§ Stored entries
━━━━━━━━━━━━━━━━━━━━━━━━━━━━━━

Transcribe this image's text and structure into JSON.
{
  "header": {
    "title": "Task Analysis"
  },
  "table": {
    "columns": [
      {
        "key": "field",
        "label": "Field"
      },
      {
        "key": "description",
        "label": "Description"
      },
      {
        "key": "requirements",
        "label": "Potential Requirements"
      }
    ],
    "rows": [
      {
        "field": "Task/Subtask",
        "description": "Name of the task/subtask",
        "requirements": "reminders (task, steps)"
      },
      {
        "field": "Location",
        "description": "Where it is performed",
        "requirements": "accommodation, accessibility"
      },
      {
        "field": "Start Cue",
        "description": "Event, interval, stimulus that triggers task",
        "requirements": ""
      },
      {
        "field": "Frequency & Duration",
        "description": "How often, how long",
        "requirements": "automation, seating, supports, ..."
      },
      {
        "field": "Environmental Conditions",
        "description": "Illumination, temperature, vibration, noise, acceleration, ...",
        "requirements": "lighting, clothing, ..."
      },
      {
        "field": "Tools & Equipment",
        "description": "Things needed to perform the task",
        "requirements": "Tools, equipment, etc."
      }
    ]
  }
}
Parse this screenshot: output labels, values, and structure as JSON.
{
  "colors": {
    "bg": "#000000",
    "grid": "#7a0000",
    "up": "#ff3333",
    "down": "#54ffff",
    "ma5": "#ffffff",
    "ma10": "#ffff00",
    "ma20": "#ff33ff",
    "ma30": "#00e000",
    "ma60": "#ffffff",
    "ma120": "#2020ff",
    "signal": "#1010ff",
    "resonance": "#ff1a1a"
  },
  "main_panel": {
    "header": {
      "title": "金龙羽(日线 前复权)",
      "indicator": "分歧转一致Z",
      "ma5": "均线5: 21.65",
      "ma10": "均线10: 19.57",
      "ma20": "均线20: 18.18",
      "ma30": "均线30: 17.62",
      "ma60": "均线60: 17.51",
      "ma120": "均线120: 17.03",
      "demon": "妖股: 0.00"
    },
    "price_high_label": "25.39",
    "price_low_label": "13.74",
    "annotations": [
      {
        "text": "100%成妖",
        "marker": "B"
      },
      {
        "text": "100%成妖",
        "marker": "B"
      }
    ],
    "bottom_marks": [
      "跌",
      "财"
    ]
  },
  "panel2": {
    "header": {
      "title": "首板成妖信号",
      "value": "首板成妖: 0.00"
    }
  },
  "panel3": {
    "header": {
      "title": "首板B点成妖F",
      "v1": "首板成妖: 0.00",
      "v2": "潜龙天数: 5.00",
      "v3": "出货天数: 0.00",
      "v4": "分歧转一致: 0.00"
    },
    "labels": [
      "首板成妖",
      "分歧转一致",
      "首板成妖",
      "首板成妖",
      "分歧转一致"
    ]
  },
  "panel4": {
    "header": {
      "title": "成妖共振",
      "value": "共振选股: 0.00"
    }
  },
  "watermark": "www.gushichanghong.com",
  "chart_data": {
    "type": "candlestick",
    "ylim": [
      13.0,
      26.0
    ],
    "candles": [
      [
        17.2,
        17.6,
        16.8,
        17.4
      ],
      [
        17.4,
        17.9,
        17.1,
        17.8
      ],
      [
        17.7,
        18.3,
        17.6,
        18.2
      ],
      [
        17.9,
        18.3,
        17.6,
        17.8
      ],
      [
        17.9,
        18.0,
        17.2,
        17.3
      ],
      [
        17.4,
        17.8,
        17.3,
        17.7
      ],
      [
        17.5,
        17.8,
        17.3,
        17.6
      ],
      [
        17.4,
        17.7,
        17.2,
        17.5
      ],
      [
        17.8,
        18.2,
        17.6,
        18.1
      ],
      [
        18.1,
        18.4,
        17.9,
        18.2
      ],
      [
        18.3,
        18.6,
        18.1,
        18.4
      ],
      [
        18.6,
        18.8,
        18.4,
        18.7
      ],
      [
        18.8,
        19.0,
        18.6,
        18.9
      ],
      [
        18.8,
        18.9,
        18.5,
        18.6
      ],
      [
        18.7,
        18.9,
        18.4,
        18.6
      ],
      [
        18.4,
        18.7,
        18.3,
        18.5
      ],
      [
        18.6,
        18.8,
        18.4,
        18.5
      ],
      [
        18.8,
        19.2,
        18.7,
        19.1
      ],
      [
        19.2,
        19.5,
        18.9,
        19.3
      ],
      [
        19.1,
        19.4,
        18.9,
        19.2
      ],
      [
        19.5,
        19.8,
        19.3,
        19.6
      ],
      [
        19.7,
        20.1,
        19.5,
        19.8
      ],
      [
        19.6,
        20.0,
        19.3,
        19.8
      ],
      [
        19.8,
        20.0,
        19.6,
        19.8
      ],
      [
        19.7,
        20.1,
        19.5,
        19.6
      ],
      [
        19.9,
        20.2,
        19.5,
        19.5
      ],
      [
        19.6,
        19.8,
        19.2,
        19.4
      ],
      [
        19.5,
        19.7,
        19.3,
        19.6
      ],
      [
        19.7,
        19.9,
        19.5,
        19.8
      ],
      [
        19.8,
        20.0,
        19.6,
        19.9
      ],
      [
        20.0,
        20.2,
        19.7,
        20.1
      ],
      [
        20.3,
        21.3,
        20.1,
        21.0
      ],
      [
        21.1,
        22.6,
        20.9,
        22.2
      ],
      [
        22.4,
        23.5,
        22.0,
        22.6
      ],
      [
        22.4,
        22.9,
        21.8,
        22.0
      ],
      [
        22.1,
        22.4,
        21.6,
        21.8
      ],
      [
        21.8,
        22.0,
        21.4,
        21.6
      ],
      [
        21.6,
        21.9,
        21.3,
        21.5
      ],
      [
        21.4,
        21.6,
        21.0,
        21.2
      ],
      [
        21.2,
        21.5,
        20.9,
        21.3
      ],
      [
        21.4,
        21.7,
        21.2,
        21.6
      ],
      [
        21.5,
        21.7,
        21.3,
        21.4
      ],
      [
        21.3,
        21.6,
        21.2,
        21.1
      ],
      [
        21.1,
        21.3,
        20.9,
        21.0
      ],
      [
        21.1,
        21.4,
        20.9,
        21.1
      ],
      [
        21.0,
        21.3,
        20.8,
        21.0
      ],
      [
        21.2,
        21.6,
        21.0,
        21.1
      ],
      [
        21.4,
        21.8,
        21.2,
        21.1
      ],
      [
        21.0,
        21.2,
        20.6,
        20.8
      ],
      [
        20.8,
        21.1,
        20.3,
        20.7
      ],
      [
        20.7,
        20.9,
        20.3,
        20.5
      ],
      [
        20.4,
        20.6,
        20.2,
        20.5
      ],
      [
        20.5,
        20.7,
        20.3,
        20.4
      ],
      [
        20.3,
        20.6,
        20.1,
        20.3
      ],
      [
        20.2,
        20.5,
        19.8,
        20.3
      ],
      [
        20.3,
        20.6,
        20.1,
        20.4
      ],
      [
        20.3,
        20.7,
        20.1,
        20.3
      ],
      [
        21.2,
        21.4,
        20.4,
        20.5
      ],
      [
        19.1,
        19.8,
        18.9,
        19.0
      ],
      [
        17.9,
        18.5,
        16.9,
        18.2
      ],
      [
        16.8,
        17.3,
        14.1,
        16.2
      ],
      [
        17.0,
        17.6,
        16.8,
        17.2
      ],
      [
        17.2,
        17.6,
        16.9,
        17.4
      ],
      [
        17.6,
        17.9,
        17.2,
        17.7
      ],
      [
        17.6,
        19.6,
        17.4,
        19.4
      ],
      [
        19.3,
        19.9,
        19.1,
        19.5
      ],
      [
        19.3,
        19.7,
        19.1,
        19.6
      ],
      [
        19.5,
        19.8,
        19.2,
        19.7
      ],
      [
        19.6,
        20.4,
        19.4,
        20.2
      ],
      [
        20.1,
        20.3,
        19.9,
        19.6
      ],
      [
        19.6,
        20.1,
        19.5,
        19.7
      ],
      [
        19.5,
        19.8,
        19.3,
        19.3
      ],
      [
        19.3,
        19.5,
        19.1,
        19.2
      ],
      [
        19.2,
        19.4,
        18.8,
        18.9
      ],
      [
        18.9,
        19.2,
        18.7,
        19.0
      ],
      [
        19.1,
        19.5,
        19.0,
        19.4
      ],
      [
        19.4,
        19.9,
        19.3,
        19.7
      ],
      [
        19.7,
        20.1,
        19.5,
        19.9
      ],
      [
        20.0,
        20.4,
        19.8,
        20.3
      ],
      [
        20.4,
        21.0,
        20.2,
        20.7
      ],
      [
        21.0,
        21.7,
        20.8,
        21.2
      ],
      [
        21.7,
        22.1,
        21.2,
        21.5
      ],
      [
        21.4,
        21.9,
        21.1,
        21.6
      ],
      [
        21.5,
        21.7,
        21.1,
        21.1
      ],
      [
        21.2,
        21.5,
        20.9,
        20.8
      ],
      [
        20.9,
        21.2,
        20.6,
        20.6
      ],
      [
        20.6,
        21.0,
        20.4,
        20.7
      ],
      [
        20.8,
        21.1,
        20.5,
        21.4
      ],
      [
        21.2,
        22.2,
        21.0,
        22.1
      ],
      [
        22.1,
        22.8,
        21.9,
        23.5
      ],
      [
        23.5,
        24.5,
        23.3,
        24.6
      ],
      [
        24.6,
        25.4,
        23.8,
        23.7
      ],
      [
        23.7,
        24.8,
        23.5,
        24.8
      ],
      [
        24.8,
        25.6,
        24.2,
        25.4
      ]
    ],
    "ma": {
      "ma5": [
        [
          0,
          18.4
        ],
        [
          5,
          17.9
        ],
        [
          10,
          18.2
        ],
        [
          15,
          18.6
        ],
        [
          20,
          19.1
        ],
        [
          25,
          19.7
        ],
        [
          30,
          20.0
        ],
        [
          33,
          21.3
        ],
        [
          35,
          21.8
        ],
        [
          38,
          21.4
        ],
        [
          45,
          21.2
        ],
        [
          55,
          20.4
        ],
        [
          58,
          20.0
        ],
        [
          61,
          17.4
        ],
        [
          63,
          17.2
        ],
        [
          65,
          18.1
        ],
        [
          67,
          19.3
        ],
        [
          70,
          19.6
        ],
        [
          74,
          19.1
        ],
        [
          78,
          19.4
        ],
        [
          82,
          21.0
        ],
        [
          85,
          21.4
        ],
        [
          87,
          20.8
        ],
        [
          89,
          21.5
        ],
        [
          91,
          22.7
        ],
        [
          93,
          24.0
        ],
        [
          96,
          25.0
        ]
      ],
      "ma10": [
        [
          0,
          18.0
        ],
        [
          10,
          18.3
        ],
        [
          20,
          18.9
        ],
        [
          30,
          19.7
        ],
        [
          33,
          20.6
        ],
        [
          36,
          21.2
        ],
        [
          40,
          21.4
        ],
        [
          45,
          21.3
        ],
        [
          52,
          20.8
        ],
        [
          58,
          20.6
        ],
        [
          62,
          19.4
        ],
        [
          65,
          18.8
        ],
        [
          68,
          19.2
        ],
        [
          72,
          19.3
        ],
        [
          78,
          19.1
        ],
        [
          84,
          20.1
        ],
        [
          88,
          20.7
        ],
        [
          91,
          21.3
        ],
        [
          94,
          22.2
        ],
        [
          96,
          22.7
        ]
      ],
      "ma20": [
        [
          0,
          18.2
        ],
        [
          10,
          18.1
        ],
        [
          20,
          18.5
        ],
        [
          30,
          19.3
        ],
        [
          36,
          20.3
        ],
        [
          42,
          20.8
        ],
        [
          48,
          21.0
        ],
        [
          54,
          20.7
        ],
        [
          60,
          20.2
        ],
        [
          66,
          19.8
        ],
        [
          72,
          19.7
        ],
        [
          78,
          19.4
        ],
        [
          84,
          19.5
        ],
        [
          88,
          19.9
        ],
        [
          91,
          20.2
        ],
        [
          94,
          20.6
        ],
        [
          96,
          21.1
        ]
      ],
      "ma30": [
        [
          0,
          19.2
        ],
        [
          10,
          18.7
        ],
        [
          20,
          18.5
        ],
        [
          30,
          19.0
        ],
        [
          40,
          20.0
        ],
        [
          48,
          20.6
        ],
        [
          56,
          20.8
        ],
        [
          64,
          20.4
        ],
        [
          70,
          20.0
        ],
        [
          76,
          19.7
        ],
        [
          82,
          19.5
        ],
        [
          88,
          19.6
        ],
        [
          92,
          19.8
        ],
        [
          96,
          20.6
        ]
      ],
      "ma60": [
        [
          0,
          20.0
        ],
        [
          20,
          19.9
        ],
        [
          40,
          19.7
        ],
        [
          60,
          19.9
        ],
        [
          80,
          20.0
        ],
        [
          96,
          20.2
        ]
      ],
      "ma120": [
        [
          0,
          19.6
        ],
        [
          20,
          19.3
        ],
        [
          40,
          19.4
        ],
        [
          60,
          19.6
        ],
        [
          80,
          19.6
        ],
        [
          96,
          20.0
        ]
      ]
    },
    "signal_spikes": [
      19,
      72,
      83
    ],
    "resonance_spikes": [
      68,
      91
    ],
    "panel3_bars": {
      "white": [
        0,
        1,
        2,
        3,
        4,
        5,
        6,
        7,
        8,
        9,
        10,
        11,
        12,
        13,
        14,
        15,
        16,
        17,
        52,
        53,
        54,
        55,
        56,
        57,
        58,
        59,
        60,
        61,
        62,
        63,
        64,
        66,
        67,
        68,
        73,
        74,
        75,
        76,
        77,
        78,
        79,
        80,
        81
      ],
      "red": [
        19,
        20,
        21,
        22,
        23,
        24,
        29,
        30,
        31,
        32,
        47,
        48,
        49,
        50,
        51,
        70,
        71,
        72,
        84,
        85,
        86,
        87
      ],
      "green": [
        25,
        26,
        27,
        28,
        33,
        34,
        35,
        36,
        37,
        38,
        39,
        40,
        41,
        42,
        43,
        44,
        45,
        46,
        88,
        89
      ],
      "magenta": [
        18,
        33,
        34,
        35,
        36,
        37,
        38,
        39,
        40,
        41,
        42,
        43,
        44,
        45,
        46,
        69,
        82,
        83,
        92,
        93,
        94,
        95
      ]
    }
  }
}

━━━━━━━━━━━━━━━━━━━━━━━━━━━━━━

§ DIRECTIONS
Show every line above in which the word "labels" occurs.

§ SOLUTION TO THIS TASK
Parse this screenshot: output labels, values, and structure as JSON.
    "labels": [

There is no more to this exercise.